◆ **Extracted material**
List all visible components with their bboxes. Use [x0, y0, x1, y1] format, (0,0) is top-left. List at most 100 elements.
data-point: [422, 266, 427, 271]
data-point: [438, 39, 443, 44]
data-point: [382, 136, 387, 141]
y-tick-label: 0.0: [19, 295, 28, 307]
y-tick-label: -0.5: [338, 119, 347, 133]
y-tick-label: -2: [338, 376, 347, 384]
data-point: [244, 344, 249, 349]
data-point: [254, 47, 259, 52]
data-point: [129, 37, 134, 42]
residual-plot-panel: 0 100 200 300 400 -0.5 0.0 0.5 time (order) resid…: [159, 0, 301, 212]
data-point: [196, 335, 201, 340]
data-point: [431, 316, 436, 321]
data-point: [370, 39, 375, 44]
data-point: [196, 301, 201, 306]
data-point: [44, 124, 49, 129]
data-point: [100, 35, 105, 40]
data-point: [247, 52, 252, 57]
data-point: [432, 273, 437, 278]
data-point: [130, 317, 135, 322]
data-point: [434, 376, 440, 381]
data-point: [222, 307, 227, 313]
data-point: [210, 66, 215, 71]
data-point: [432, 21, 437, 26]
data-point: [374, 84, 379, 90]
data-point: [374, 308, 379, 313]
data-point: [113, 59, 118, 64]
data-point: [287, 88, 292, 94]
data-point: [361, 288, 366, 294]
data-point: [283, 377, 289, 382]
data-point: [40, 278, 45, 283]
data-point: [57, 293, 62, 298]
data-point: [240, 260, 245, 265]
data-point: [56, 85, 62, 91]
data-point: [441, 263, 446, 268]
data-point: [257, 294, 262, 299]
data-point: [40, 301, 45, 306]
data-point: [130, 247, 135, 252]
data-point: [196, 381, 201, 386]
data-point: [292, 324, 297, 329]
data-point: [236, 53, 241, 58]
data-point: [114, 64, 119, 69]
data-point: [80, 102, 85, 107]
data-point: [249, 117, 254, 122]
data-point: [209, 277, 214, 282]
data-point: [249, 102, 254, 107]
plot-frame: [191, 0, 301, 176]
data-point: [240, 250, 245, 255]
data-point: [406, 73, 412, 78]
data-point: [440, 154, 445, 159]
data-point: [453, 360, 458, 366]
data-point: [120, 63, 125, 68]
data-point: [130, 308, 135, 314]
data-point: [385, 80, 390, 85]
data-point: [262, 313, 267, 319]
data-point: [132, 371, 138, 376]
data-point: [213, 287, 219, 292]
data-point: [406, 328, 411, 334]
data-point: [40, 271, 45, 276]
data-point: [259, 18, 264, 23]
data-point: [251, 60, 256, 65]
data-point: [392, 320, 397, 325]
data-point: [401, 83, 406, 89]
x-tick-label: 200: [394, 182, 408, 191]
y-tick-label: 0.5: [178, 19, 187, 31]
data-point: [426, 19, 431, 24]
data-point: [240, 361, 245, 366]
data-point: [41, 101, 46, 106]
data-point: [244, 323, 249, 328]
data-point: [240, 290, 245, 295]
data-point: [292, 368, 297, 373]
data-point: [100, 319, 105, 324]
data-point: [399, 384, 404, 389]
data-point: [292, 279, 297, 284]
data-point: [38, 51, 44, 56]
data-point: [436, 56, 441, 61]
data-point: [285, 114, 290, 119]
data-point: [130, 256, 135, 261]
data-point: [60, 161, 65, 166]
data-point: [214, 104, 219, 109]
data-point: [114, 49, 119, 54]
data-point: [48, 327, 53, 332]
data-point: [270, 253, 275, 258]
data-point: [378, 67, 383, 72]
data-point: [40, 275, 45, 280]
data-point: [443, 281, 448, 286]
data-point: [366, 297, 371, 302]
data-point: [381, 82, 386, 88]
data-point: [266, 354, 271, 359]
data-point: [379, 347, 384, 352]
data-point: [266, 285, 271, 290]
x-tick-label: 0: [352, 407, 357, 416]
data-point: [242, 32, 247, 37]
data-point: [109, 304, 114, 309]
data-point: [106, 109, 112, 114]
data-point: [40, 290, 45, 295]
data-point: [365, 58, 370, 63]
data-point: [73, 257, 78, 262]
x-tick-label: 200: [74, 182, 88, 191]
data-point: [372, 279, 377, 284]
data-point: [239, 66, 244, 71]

◆ **What the task asks**
Reproduce every line above verbatim, from the first through the last, with no changes.

◆ **Task response**
List all visible components with their bboxes. Use [x0, y0, x1, y1] format, (0,0) is top-left. List at most 100 elements.
data-point: [422, 266, 427, 271]
data-point: [438, 39, 443, 44]
data-point: [382, 136, 387, 141]
y-tick-label: 0.0: [19, 295, 28, 307]
y-tick-label: -0.5: [338, 119, 347, 133]
y-tick-label: -2: [338, 376, 347, 384]
data-point: [244, 344, 249, 349]
data-point: [254, 47, 259, 52]
data-point: [129, 37, 134, 42]
residual-plot-panel: 0 100 200 300 400 -0.5 0.0 0.5 time (order) resid…: [159, 0, 301, 212]
data-point: [196, 335, 201, 340]
data-point: [431, 316, 436, 321]
data-point: [370, 39, 375, 44]
data-point: [196, 301, 201, 306]
data-point: [44, 124, 49, 129]
data-point: [100, 35, 105, 40]
data-point: [247, 52, 252, 57]
data-point: [432, 273, 437, 278]
data-point: [130, 317, 135, 322]
data-point: [434, 376, 440, 381]
data-point: [222, 307, 227, 313]
data-point: [210, 66, 215, 71]
data-point: [432, 21, 437, 26]
data-point: [374, 84, 379, 90]
data-point: [374, 308, 379, 313]
data-point: [113, 59, 118, 64]
data-point: [287, 88, 292, 94]
data-point: [361, 288, 366, 294]
data-point: [283, 377, 289, 382]
data-point: [40, 278, 45, 283]
data-point: [57, 293, 62, 298]
data-point: [240, 260, 245, 265]
data-point: [56, 85, 62, 91]
data-point: [441, 263, 446, 268]
data-point: [257, 294, 262, 299]
data-point: [40, 301, 45, 306]
data-point: [130, 247, 135, 252]
data-point: [196, 381, 201, 386]
data-point: [292, 324, 297, 329]
data-point: [236, 53, 241, 58]
data-point: [114, 64, 119, 69]
data-point: [80, 102, 85, 107]
data-point: [249, 117, 254, 122]
data-point: [209, 277, 214, 282]
data-point: [249, 102, 254, 107]
plot-frame: [191, 0, 301, 176]
data-point: [240, 250, 245, 255]
data-point: [406, 73, 412, 78]
data-point: [440, 154, 445, 159]
data-point: [453, 360, 458, 366]
data-point: [120, 63, 125, 68]
data-point: [130, 308, 135, 314]
data-point: [385, 80, 390, 85]
data-point: [262, 313, 267, 319]
data-point: [132, 371, 138, 376]
data-point: [213, 287, 219, 292]
data-point: [406, 328, 411, 334]
data-point: [40, 271, 45, 276]
data-point: [259, 18, 264, 23]
data-point: [251, 60, 256, 65]
data-point: [392, 320, 397, 325]
data-point: [401, 83, 406, 89]
x-tick-label: 200: [394, 182, 408, 191]
y-tick-label: 0.5: [178, 19, 187, 31]
data-point: [426, 19, 431, 24]
data-point: [240, 361, 245, 366]
data-point: [41, 101, 46, 106]
data-point: [244, 323, 249, 328]
data-point: [240, 290, 245, 295]
data-point: [292, 368, 297, 373]
data-point: [100, 319, 105, 324]
data-point: [399, 384, 404, 389]
data-point: [292, 279, 297, 284]
data-point: [38, 51, 44, 56]
data-point: [436, 56, 441, 61]
data-point: [285, 114, 290, 119]
data-point: [130, 256, 135, 261]
data-point: [60, 161, 65, 166]
data-point: [214, 104, 219, 109]
data-point: [114, 49, 119, 54]
data-point: [48, 327, 53, 332]
data-point: [270, 253, 275, 258]
data-point: [378, 67, 383, 72]
data-point: [40, 275, 45, 280]
data-point: [443, 281, 448, 286]
data-point: [366, 297, 371, 302]
data-point: [381, 82, 386, 88]
data-point: [266, 354, 271, 359]
data-point: [379, 347, 384, 352]
data-point: [266, 285, 271, 290]
x-tick-label: 0: [352, 407, 357, 416]
data-point: [242, 32, 247, 37]
data-point: [109, 304, 114, 309]
data-point: [106, 109, 112, 114]
data-point: [40, 290, 45, 295]
data-point: [365, 58, 370, 63]
data-point: [73, 257, 78, 262]
x-tick-label: 200: [74, 182, 88, 191]
data-point: [372, 279, 377, 284]
data-point: [239, 66, 244, 71]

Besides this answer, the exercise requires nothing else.